• **Your task**: In the entries below, find every line with "PROBABLE" and copy it.

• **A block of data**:
= = =
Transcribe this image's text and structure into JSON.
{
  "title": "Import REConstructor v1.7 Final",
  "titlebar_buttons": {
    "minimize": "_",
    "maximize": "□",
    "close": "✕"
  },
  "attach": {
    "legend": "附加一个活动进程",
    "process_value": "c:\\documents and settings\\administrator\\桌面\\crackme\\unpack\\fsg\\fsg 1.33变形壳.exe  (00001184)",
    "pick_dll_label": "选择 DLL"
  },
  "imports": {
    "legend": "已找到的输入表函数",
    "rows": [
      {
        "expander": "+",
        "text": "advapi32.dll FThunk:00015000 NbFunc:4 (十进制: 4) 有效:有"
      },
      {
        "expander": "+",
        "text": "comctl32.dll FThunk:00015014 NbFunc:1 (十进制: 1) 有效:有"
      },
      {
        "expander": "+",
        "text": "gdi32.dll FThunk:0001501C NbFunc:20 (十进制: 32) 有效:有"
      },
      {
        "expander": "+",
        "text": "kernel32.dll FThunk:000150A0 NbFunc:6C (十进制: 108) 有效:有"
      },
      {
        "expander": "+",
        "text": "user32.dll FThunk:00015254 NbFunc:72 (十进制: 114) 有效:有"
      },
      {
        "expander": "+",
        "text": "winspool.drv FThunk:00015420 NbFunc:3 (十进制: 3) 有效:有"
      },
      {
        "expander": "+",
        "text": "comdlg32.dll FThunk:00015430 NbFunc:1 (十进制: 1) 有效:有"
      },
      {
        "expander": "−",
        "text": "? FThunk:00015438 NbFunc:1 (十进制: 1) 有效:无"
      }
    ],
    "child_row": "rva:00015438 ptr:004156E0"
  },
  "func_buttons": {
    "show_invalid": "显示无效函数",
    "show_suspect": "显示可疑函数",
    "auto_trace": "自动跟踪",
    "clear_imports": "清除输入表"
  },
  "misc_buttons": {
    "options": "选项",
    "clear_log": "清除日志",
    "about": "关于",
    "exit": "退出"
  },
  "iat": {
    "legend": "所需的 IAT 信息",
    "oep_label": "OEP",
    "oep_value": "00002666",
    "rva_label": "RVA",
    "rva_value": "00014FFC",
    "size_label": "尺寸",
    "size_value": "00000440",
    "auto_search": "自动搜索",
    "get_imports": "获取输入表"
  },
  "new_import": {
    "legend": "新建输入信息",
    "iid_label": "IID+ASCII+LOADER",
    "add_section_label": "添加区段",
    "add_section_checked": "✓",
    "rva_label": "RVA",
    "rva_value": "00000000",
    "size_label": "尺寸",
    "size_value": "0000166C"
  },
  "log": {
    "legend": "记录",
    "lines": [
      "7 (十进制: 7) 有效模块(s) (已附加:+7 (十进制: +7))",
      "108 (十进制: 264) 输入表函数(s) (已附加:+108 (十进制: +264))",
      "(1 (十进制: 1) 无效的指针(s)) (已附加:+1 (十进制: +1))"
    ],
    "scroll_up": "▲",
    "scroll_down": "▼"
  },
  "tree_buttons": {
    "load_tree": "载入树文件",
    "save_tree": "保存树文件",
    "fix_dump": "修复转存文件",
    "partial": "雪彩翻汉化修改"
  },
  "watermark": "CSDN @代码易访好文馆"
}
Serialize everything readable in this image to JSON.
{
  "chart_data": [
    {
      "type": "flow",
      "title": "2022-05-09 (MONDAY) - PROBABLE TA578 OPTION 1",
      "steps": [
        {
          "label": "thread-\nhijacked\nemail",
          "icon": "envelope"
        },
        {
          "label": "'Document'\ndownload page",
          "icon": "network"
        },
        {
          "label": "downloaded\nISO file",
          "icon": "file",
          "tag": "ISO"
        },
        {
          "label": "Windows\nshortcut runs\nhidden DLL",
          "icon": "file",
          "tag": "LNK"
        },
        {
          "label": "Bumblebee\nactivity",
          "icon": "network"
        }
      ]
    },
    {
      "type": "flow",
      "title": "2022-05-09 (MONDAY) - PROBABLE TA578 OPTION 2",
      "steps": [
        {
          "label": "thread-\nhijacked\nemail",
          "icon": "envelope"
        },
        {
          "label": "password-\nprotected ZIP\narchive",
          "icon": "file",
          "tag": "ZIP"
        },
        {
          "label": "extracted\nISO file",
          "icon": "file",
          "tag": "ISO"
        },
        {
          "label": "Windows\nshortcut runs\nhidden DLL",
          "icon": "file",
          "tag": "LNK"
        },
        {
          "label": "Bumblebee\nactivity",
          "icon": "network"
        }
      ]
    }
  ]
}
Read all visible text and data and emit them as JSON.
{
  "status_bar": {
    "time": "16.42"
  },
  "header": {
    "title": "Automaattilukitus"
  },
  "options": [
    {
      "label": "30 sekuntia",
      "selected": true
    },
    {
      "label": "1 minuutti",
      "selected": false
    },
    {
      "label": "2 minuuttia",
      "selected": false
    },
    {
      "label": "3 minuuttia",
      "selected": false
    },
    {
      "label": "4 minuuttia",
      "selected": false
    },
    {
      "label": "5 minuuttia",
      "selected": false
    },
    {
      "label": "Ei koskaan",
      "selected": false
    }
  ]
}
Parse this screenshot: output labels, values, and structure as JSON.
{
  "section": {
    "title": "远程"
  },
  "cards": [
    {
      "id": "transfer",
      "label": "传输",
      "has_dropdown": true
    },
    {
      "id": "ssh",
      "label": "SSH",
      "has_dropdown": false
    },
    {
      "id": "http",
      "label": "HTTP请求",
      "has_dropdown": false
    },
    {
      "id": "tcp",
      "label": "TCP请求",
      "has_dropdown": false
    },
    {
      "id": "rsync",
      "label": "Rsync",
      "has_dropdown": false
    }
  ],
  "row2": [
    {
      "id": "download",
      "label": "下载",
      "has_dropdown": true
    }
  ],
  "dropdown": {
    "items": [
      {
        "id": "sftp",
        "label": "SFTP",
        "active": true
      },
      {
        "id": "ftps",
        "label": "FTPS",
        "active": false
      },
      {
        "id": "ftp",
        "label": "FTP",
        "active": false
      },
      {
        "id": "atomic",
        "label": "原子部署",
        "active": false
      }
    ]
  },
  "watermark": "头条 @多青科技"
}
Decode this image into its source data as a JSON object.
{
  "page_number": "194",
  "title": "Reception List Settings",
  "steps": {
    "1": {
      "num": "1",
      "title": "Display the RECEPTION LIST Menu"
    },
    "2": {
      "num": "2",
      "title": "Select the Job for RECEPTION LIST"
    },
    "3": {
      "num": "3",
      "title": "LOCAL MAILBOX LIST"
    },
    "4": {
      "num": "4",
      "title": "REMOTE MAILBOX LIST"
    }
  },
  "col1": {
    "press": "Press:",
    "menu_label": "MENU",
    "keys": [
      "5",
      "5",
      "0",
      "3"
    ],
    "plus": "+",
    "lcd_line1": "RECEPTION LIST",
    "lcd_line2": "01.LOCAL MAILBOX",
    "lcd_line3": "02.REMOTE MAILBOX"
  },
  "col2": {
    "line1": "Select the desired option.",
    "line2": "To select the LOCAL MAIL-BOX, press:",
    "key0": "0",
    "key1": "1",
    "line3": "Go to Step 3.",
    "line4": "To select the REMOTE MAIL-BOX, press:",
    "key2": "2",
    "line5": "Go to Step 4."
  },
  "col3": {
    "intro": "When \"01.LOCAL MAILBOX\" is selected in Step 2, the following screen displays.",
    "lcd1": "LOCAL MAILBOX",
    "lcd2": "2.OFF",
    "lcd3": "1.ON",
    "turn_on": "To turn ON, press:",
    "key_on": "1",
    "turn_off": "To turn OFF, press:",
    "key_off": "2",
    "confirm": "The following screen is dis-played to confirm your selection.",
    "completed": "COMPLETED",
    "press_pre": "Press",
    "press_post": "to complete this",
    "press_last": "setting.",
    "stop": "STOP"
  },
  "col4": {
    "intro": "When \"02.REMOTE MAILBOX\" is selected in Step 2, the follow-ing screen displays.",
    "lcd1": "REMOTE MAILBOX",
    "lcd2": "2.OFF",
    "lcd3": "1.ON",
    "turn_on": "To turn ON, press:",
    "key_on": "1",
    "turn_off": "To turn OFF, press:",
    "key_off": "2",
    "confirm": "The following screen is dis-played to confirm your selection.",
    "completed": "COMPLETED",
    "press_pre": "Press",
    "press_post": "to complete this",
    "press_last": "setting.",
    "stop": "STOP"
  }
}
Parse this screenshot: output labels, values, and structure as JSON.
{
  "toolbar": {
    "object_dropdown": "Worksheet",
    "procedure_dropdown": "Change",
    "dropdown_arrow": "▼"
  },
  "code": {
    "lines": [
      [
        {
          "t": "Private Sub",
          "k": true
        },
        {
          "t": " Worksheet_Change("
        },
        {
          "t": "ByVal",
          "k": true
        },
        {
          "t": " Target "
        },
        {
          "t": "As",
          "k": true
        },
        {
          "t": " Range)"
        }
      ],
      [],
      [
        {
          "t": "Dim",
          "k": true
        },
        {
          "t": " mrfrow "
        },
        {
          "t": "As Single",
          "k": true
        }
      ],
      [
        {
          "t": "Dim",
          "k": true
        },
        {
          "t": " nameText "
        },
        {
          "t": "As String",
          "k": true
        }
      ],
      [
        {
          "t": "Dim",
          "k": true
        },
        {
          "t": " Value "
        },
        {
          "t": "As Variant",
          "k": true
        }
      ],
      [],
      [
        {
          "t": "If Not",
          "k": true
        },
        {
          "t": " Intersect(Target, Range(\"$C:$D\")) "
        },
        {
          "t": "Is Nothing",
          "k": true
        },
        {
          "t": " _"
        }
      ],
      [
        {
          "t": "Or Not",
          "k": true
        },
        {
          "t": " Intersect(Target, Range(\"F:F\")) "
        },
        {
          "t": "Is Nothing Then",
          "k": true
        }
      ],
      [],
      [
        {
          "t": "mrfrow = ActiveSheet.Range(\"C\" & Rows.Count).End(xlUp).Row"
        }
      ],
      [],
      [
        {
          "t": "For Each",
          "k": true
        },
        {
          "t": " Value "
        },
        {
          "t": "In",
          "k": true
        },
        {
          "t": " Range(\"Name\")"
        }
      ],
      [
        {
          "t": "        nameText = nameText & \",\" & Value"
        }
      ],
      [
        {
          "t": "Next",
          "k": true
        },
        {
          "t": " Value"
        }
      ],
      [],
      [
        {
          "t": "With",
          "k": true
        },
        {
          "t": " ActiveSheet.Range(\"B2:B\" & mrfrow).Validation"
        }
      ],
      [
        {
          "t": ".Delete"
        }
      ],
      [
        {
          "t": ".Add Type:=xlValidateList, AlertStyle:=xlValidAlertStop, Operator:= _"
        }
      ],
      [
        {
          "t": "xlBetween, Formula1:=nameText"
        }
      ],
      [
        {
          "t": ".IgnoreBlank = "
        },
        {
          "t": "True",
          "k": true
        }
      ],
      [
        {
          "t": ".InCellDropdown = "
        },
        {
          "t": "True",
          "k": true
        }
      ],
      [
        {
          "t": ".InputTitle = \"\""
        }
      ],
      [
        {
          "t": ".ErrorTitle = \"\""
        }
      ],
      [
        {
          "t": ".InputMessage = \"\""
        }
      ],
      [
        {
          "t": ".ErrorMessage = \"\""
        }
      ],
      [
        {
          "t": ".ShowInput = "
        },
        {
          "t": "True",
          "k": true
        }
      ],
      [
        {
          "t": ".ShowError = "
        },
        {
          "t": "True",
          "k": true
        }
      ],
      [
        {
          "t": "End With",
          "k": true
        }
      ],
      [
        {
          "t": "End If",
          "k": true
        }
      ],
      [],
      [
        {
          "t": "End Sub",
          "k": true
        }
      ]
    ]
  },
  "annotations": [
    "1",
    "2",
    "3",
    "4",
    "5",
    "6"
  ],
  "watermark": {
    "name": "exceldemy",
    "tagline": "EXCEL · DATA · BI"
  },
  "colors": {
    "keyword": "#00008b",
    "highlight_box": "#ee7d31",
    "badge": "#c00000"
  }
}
= = =
• **Solved problem**:
      "title": "2022-05-09 (MONDAY) - PROBABLE TA578 OPTION 1",
      "title": "2022-05-09 (MONDAY) - PROBABLE TA578 OPTION 2",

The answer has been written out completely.